• **Exercise instructions**
Go over the entries and report the lines where the word "Intro" occurs.

= Beginning of Section =

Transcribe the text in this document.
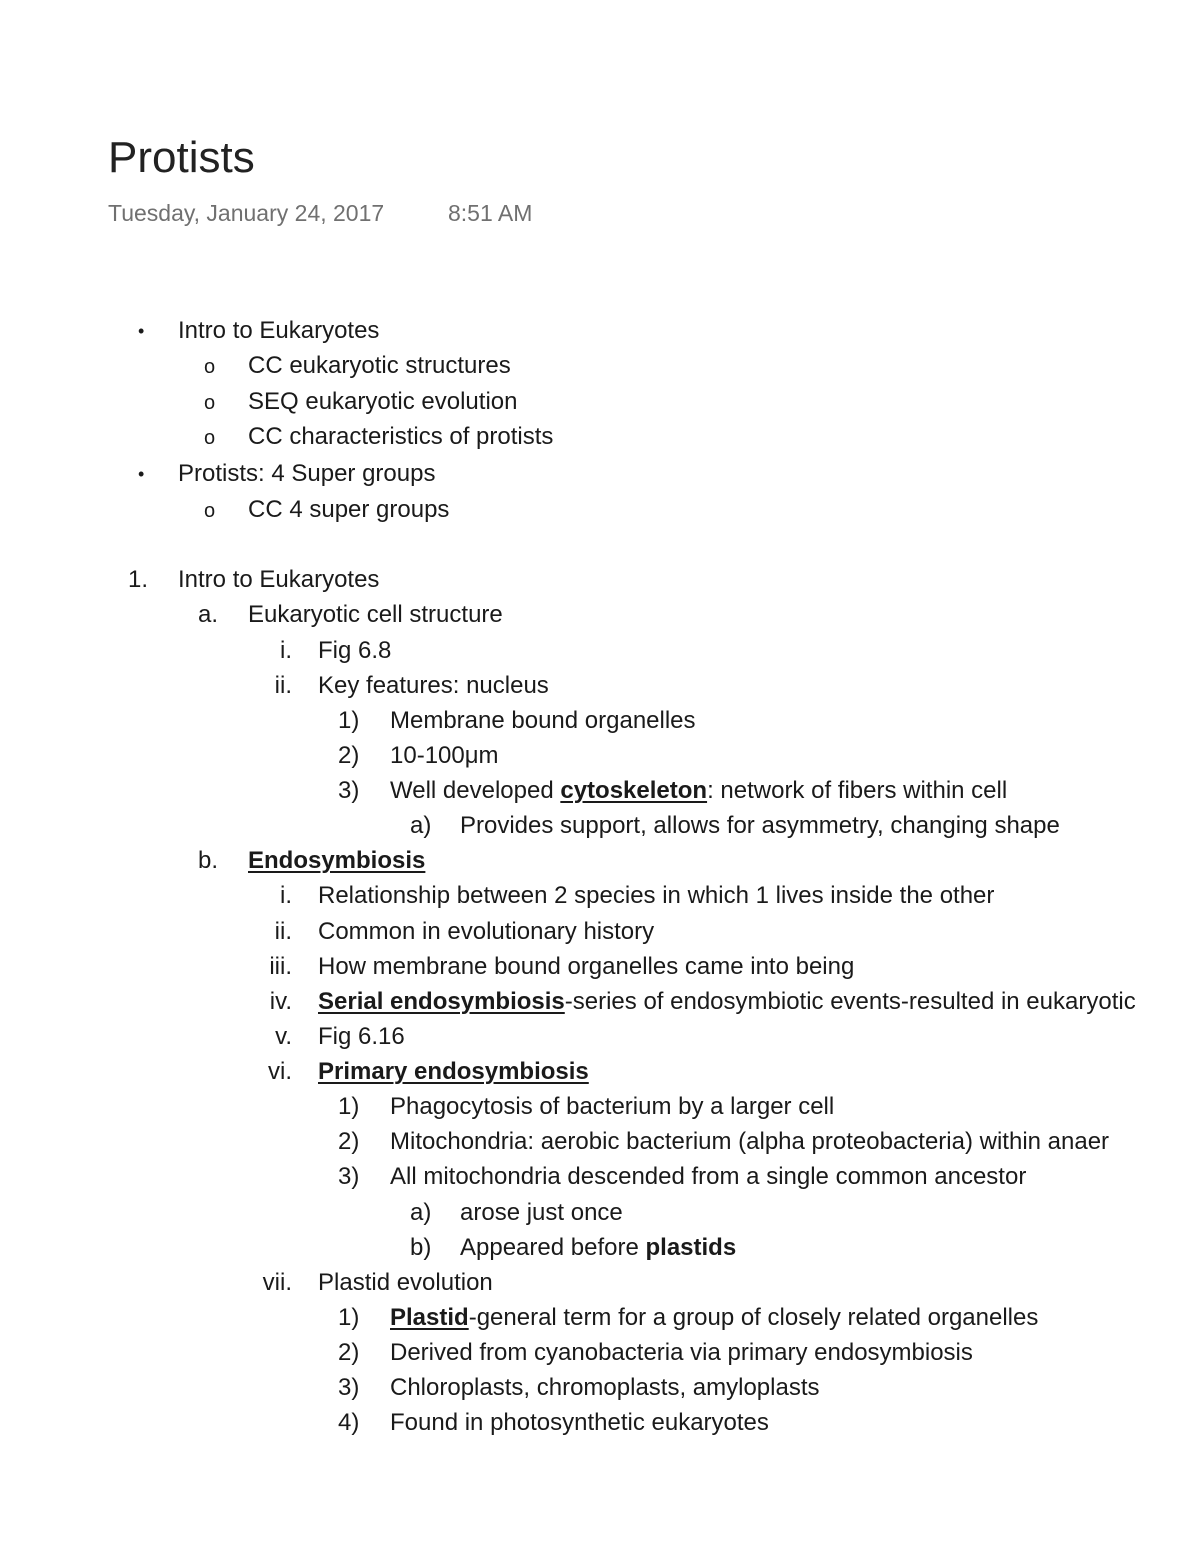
Protists
Tuesday, January 24, 2017	8:51 AM
• Intro to Eukaryotes
o CC eukaryotic structures
o SEQ eukaryotic evolution
o CC characteristics of protists
• Protists: 4 Super groups
o CC 4 super groups
1. Intro to Eukaryotes
a. Eukaryotic cell structure
i. Fig 6.8
ii. Key features: nucleus
1) Membrane bound organelles
2) 10-100μm
3) Well developed cytoskeleton: network of fibers within cell
a) Provides support, allows for asymmetry, changing shape
b. Endosymbiosis
i. Relationship between 2 species in which 1 lives inside the other
ii. Common in evolutionary history
iii. How membrane bound organelles came into being
iv. Serial endosymbiosis-series of endosymbiotic events-resulted in eukaryotic
v. Fig 6.16
vi. Primary endosymbiosis
1) Phagocytosis of bacterium by a larger cell
2) Mitochondria: aerobic bacterium (alpha proteobacteria) within anaer
3) All mitochondria descended from a single common ancestor
a) arose just once
b) Appeared before plastids
vii. Plastid evolution
1) Plastid-general term for a group of closely related organelles
2) Derived from cyanobacteria via primary endosymbiosis
3) Chloroplasts, chromoplasts, amyloplasts
4) Found in photosynthetic eukaryotes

= End of Section =

• **Result of the exercise**
• Intro to Eukaryotes
1. Intro to Eukaryotes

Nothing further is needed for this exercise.